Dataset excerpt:
....
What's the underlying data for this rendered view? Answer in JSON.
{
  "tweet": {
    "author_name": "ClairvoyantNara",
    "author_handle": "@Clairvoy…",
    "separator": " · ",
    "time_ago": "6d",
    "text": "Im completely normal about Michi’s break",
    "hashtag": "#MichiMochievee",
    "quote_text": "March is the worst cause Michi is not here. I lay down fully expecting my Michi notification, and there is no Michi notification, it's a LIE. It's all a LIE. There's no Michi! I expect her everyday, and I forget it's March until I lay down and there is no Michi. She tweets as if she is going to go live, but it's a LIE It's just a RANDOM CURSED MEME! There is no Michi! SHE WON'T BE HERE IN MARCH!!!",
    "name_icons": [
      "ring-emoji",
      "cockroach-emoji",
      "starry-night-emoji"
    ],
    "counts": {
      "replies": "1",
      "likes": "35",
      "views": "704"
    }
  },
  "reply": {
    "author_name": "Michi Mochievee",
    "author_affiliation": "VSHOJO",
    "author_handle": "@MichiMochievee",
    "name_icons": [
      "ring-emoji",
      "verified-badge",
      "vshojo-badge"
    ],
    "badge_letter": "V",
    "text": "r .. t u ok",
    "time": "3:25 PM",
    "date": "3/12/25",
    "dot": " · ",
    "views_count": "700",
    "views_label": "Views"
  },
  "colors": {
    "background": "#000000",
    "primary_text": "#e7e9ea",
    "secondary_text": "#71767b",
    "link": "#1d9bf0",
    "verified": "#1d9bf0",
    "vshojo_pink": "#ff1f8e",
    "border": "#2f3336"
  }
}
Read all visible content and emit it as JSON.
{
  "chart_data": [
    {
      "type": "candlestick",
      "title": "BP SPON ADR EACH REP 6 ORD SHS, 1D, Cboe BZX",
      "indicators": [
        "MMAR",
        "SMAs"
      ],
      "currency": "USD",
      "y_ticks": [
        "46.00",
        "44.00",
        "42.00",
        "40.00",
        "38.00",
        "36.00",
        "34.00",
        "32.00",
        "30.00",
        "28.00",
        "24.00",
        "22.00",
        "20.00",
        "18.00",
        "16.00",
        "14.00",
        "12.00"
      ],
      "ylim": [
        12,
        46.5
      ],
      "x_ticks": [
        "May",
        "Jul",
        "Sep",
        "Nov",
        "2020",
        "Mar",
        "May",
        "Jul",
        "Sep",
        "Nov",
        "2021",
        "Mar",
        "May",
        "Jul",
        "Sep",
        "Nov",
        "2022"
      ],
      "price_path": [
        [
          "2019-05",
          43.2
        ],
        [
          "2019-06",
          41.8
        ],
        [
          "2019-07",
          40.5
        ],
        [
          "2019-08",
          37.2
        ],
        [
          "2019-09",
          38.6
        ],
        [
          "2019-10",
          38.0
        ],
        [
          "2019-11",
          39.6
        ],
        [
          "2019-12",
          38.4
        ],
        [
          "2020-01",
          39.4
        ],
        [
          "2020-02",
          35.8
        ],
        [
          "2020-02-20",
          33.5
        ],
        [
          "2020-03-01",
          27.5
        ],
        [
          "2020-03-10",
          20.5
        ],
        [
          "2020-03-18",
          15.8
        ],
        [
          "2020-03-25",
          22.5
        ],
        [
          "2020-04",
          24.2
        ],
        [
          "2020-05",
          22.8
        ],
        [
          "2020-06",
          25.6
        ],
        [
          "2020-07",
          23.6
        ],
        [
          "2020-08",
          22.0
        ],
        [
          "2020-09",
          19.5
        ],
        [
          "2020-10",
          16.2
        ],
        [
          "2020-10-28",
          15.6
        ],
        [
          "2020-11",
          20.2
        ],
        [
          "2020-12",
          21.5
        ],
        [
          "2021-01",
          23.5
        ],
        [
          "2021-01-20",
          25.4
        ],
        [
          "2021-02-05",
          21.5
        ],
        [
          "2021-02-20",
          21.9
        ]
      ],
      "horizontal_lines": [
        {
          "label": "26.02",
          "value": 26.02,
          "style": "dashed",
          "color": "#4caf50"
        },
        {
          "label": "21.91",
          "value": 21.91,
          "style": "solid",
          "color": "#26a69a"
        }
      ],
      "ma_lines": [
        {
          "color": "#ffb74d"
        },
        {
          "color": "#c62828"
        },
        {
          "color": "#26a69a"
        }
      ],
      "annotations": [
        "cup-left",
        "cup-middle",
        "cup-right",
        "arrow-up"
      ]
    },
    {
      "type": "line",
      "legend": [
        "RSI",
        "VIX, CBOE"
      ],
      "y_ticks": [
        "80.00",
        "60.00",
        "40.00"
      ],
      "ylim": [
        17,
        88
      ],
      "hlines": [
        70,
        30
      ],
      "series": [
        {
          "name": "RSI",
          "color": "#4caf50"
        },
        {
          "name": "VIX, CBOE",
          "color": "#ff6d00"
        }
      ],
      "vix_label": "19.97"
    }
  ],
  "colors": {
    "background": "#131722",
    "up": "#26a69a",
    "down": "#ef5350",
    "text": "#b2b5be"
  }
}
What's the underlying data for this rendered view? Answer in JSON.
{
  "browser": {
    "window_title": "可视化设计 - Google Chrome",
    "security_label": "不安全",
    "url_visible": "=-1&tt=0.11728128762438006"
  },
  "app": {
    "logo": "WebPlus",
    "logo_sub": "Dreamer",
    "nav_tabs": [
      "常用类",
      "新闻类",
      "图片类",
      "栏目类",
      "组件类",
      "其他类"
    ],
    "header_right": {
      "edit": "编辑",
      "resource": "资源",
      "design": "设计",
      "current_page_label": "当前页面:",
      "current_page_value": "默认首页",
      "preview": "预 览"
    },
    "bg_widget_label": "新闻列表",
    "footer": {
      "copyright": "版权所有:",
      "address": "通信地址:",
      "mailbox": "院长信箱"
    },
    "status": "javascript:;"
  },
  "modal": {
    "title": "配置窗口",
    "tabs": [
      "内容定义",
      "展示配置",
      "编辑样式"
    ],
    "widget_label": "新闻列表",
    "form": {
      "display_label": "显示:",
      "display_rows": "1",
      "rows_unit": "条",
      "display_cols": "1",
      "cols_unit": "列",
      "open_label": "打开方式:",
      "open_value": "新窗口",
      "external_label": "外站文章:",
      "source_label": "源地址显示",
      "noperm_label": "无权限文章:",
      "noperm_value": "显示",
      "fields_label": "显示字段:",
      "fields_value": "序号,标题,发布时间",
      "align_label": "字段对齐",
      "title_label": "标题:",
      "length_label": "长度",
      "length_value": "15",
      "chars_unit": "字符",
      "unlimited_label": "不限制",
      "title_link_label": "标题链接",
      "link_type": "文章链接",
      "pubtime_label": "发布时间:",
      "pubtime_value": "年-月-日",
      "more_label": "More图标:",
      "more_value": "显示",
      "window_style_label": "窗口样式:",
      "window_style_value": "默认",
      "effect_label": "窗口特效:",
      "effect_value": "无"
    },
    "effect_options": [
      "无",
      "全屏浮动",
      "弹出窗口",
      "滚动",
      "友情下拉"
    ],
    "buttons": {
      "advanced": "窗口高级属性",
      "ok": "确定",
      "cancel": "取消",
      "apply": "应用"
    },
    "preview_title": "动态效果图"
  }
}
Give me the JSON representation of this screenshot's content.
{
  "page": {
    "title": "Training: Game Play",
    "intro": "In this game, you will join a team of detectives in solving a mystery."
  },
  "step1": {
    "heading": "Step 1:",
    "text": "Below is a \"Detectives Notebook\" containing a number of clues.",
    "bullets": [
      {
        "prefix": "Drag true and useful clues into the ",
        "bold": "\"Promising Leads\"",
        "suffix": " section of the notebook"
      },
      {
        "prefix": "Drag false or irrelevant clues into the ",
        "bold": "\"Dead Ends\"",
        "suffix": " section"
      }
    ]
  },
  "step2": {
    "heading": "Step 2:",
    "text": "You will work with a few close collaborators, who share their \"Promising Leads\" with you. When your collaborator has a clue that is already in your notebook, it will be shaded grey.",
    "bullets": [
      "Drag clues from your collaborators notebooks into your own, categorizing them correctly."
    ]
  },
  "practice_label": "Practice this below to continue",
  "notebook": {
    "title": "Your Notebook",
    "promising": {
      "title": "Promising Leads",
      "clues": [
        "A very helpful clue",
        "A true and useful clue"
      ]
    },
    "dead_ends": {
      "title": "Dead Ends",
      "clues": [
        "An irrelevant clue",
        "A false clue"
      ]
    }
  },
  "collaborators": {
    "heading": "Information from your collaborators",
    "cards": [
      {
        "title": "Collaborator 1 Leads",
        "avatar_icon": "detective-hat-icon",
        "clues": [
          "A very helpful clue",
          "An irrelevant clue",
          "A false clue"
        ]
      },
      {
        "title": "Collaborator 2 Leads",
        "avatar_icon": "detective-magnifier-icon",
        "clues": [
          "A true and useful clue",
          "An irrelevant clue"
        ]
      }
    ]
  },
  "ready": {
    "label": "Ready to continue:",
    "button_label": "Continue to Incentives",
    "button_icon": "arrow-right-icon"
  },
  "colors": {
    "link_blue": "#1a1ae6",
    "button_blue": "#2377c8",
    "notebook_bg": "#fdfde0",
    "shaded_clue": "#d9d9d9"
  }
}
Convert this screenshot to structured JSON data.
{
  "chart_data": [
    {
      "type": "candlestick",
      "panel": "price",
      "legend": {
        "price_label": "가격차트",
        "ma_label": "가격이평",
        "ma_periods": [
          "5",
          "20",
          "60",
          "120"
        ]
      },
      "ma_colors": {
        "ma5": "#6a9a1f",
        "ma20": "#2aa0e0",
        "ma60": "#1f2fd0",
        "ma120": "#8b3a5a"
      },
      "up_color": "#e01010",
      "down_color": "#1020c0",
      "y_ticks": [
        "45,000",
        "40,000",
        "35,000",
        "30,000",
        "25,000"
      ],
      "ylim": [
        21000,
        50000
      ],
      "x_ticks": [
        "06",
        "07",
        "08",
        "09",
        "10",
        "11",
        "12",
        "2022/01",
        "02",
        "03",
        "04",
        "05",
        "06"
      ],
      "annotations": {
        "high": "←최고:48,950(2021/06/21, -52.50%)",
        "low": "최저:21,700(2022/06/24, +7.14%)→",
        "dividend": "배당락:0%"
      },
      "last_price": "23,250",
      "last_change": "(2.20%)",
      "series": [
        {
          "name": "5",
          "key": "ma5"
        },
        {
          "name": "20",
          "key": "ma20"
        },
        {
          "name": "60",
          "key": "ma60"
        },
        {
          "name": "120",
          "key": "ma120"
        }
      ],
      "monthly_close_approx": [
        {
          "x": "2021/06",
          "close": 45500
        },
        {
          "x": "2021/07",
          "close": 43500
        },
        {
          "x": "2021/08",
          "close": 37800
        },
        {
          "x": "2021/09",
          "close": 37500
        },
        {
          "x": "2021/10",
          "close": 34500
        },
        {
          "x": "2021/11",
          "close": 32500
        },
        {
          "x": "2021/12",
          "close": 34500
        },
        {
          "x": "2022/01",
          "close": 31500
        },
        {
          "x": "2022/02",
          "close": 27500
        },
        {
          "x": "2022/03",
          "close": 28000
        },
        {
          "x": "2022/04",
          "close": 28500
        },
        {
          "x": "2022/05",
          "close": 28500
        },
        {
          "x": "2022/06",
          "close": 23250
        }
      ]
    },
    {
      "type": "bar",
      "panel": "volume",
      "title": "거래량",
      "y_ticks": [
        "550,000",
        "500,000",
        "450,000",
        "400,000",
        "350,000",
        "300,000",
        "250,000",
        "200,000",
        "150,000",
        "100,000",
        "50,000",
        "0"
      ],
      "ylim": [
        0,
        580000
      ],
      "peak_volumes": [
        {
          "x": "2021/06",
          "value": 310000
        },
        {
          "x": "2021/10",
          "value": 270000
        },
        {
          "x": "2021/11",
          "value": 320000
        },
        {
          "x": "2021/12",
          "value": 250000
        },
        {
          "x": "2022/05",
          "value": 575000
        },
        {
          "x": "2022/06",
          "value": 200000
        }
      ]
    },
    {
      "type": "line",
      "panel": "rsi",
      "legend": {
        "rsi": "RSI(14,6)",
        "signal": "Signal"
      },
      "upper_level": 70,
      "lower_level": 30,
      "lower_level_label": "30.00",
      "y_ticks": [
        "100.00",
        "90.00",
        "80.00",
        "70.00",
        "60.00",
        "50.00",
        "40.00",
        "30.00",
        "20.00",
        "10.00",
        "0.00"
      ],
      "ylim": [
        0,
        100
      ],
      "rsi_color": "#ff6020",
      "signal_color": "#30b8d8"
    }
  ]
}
....
Task objective -> From the listing above, copy all lines holding the word "新闻列表".

Exercise result ->
    "bg_widget_label": "新闻列表",
    "widget_label": "新闻列表",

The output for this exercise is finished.